_Your goal_
Retype the material that follows, keeping every word as it is.

Stored entries:
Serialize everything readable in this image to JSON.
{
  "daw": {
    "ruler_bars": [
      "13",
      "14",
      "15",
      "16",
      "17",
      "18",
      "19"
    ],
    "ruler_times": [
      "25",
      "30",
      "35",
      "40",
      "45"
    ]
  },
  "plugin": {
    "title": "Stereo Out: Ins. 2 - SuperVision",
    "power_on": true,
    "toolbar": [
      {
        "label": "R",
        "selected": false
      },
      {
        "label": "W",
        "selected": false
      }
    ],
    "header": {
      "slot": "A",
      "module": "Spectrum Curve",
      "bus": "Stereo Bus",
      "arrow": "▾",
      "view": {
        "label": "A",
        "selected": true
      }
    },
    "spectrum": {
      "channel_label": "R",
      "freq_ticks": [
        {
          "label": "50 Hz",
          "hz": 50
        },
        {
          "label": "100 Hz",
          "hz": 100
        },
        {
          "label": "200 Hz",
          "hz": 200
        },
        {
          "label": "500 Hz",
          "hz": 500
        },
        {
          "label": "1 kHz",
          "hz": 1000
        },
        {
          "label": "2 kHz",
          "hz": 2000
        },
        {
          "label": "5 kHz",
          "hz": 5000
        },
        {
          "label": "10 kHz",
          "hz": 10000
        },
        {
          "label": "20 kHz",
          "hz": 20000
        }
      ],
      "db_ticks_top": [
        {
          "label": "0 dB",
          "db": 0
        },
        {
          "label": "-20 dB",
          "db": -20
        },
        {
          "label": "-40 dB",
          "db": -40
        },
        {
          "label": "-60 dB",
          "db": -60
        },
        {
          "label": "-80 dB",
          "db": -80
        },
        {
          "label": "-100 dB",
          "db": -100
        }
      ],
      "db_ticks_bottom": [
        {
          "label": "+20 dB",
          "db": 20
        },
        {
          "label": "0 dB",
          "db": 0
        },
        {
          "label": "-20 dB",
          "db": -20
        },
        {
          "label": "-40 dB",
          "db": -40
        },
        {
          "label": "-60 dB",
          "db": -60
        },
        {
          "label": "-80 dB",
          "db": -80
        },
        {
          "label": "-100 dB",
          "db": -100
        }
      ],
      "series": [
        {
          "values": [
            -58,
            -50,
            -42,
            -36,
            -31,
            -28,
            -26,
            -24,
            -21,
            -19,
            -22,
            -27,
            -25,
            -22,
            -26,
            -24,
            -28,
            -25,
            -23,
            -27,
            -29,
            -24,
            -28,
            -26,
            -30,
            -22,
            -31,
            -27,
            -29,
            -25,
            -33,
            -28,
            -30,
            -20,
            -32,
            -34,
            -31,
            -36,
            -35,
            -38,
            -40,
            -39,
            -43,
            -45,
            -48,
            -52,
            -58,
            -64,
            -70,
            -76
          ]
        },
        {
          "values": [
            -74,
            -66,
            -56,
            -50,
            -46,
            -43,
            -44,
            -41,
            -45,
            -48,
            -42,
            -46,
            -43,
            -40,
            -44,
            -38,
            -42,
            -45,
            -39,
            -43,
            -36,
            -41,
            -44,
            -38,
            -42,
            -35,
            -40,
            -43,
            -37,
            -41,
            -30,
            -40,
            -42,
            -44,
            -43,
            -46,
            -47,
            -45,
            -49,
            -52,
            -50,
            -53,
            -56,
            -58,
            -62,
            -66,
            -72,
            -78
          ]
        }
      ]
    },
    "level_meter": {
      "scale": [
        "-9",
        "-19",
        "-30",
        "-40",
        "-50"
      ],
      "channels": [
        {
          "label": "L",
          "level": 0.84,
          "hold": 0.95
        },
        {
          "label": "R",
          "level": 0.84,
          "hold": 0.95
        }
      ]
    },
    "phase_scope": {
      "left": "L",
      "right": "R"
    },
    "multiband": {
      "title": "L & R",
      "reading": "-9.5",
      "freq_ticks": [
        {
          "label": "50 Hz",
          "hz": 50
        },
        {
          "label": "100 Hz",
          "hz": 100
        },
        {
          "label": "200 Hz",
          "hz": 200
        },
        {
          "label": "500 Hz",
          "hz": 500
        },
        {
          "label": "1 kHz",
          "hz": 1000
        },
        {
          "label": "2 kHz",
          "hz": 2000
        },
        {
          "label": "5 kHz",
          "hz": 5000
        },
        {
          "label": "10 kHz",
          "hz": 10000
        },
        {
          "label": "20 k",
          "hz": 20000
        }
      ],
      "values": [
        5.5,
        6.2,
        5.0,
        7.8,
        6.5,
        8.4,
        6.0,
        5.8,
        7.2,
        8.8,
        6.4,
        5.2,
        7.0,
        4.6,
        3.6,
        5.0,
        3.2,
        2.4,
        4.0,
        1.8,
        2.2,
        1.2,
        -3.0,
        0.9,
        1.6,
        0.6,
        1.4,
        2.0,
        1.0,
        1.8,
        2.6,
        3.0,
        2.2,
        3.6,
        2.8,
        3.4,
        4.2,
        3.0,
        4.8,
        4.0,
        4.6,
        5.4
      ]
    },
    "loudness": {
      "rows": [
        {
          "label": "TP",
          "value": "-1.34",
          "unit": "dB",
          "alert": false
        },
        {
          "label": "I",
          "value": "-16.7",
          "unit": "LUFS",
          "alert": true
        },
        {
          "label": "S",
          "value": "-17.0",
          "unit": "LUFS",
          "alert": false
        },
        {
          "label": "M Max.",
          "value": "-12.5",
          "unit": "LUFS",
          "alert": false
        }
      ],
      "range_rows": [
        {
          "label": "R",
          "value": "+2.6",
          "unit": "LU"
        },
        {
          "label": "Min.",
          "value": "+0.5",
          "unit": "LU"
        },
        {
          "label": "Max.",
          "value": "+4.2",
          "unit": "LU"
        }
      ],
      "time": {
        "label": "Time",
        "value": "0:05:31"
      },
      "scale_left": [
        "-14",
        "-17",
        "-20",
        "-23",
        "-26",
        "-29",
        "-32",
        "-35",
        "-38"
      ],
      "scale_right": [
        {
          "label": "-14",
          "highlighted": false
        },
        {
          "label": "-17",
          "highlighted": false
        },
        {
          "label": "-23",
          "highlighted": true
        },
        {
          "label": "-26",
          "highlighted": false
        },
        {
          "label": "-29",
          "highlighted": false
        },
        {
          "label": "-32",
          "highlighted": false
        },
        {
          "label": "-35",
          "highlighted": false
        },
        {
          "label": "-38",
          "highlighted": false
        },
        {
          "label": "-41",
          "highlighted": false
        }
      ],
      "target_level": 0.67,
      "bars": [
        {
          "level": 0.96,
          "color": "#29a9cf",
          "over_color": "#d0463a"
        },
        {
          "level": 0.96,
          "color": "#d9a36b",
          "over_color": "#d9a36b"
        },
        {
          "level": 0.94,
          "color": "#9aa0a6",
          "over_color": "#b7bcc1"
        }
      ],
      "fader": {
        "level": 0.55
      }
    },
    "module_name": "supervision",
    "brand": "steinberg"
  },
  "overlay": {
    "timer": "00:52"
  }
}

_Output for this exercise_
Serialize everything readable in this image to JSON.
{
  "daw": {
    "ruler_bars": [
      "13",
      "14",
      "15",
      "16",
      "17",
      "18",
      "19"
    ],
    "ruler_times": [
      "25",
      "30",
      "35",
      "40",
      "45"
    ]
  },
  "plugin": {
    "title": "Stereo Out: Ins. 2 - SuperVision",
    "power_on": true,
    "toolbar": [
      {
        "label": "R",
        "selected": false
      },
      {
        "label": "W",
        "selected": false
      }
    ],
    "header": {
      "slot": "A",
      "module": "Spectrum Curve",
      "bus": "Stereo Bus",
      "arrow": "▾",
      "view": {
        "label": "A",
        "selected": true
      }
    },
    "spectrum": {
      "channel_label": "R",
      "freq_ticks": [
        {
          "label": "50 Hz",
          "hz": 50
        },
        {
          "label": "100 Hz",
          "hz": 100
        },
        {
          "label": "200 Hz",
          "hz": 200
        },
        {
          "label": "500 Hz",
          "hz": 500
        },
        {
          "label": "1 kHz",
          "hz": 1000
        },
        {
          "label": "2 kHz",
          "hz": 2000
        },
        {
          "label": "5 kHz",
          "hz": 5000
        },
        {
          "label": "10 kHz",
          "hz": 10000
        },
        {
          "label": "20 kHz",
          "hz": 20000
        }
      ],
      "db_ticks_top": [
        {
          "label": "0 dB",
          "db": 0
        },
        {
          "label": "-20 dB",
          "db": -20
        },
        {
          "label": "-40 dB",
          "db": -40
        },
        {
          "label": "-60 dB",
          "db": -60
        },
        {
          "label": "-80 dB",
          "db": -80
        },
        {
          "label": "-100 dB",
          "db": -100
        }
      ],
      "db_ticks_bottom": [
        {
          "label": "+20 dB",
          "db": 20
        },
        {
          "label": "0 dB",
          "db": 0
        },
        {
          "label": "-20 dB",
          "db": -20
        },
        {
          "label": "-40 dB",
          "db": -40
        },
        {
          "label": "-60 dB",
          "db": -60
        },
        {
          "label": "-80 dB",
          "db": -80
        },
        {
          "label": "-100 dB",
          "db": -100
        }
      ],
      "series": [
        {
          "values": [
            -58,
            -50,
            -42,
            -36,
            -31,
            -28,
            -26,
            -24,
            -21,
            -19,
            -22,
            -27,
            -25,
            -22,
            -26,
            -24,
            -28,
            -25,
            -23,
            -27,
            -29,
            -24,
            -28,
            -26,
            -30,
            -22,
            -31,
            -27,
            -29,
            -25,
            -33,
            -28,
            -30,
            -20,
            -32,
            -34,
            -31,
            -36,
            -35,
            -38,
            -40,
            -39,
            -43,
            -45,
            -48,
            -52,
            -58,
            -64,
            -70,
            -76
          ]
        },
        {
          "values": [
            -74,
            -66,
            -56,
            -50,
            -46,
            -43,
            -44,
            -41,
            -45,
            -48,
            -42,
            -46,
            -43,
            -40,
            -44,
            -38,
            -42,
            -45,
            -39,
            -43,
            -36,
            -41,
            -44,
            -38,
            -42,
            -35,
            -40,
            -43,
            -37,
            -41,
            -30,
            -40,
            -42,
            -44,
            -43,
            -46,
            -47,
            -45,
            -49,
            -52,
            -50,
            -53,
            -56,
            -58,
            -62,
            -66,
            -72,
            -78
          ]
        }
      ]
    },
    "level_meter": {
      "scale": [
        "-9",
        "-19",
        "-30",
        "-40",
        "-50"
      ],
      "channels": [
        {
          "label": "L",
          "level": 0.84,
          "hold": 0.95
        },
        {
          "label": "R",
          "level": 0.84,
          "hold": 0.95
        }
      ]
    },
    "phase_scope": {
      "left": "L",
      "right": "R"
    },
    "multiband": {
      "title": "L & R",
      "reading": "-9.5",
      "freq_ticks": [
        {
          "label": "50 Hz",
          "hz": 50
        },
        {
          "label": "100 Hz",
          "hz": 100
        },
        {
          "label": "200 Hz",
          "hz": 200
        },
        {
          "label": "500 Hz",
          "hz": 500
        },
        {
          "label": "1 kHz",
          "hz": 1000
        },
        {
          "label": "2 kHz",
          "hz": 2000
        },
        {
          "label": "5 kHz",
          "hz": 5000
        },
        {
          "label": "10 kHz",
          "hz": 10000
        },
        {
          "label": "20 k",
          "hz": 20000
        }
      ],
      "values": [
        5.5,
        6.2,
        5.0,
        7.8,
        6.5,
        8.4,
        6.0,
        5.8,
        7.2,
        8.8,
        6.4,
        5.2,
        7.0,
        4.6,
        3.6,
        5.0,
        3.2,
        2.4,
        4.0,
        1.8,
        2.2,
        1.2,
        -3.0,
        0.9,
        1.6,
        0.6,
        1.4,
        2.0,
        1.0,
        1.8,
        2.6,
        3.0,
        2.2,
        3.6,
        2.8,
        3.4,
        4.2,
        3.0,
        4.8,
        4.0,
        4.6,
        5.4
      ]
    },
    "loudness": {
      "rows": [
        {
          "label": "TP",
          "value": "-1.34",
          "unit": "dB",
          "alert": false
        },
        {
          "label": "I",
          "value": "-16.7",
          "unit": "LUFS",
          "alert": true
        },
        {
          "label": "S",
          "value": "-17.0",
          "unit": "LUFS",
          "alert": false
        },
        {
          "label": "M Max.",
          "value": "-12.5",
          "unit": "LUFS",
          "alert": false
        }
      ],
      "range_rows": [
        {
          "label": "R",
          "value": "+2.6",
          "unit": "LU"
        },
        {
          "label": "Min.",
          "value": "+0.5",
          "unit": "LU"
        },
        {
          "label": "Max.",
          "value": "+4.2",
          "unit": "LU"
        }
      ],
      "time": {
        "label": "Time",
        "value": "0:05:31"
      },
      "scale_left": [
        "-14",
        "-17",
        "-20",
        "-23",
        "-26",
        "-29",
        "-32",
        "-35",
        "-38"
      ],
      "scale_right": [
        {
          "label": "-14",
          "highlighted": false
        },
        {
          "label": "-17",
          "highlighted": false
        },
        {
          "label": "-23",
          "highlighted": true
        },
        {
          "label": "-26",
          "highlighted": false
        },
        {
          "label": "-29",
          "highlighted": false
        },
        {
          "label": "-32",
          "highlighted": false
        },
        {
          "label": "-35",
          "highlighted": false
        },
        {
          "label": "-38",
          "highlighted": false
        },
        {
          "label": "-41",
          "highlighted": false
        }
      ],
      "target_level": 0.67,
      "bars": [
        {
          "level": 0.96,
          "color": "#29a9cf",
          "over_color": "#d0463a"
        },
        {
          "level": 0.96,
          "color": "#d9a36b",
          "over_color": "#d9a36b"
        },
        {
          "level": 0.94,
          "color": "#9aa0a6",
          "over_color": "#b7bcc1"
        }
      ],
      "fader": {
        "level": 0.55
      }
    },
    "module_name": "supervision",
    "brand": "steinberg"
  },
  "overlay": {
    "timer": "00:52"
  }
}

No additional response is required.